Request:
Leave out the images and repeat the listing below without a single change.

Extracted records
◇ ◇ ◇

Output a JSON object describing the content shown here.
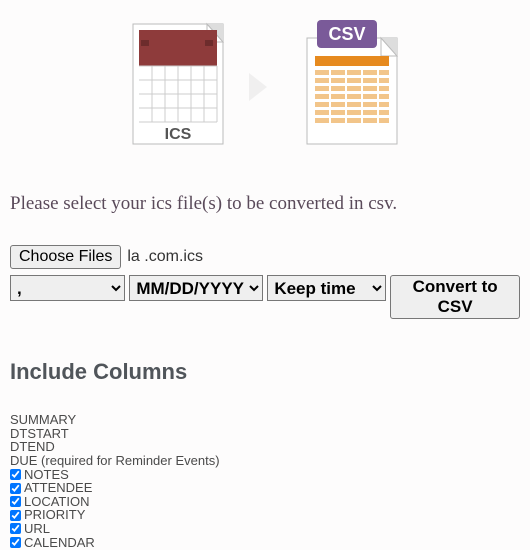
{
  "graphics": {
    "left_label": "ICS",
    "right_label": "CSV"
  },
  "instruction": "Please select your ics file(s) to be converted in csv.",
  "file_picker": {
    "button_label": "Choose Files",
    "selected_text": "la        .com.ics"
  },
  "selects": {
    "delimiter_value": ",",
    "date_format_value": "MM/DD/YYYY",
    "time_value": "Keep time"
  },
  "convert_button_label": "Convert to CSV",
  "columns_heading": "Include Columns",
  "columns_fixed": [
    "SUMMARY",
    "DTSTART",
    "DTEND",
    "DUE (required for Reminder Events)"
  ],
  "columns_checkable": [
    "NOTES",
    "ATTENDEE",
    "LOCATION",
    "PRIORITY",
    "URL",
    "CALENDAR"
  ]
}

◇ ◇ ◇

Solution for this task:
Output a JSON object describing the content shown here.
{
  "graphics": {
    "left_label": "ICS",
    "right_label": "CSV"
  },
  "instruction": "Please select your ics file(s) to be converted in csv.",
  "file_picker": {
    "button_label": "Choose Files",
    "selected_text": "la        .com.ics"
  },
  "selects": {
    "delimiter_value": ",",
    "date_format_value": "MM/DD/YYYY",
    "time_value": "Keep time"
  },
  "convert_button_label": "Convert to CSV",
  "columns_heading": "Include Columns",
  "columns_fixed": [
    "SUMMARY",
    "DTSTART",
    "DTEND",
    "DUE (required for Reminder Events)"
  ],
  "columns_checkable": [
    "NOTES",
    "ATTENDEE",
    "LOCATION",
    "PRIORITY",
    "URL",
    "CALENDAR"
  ]
}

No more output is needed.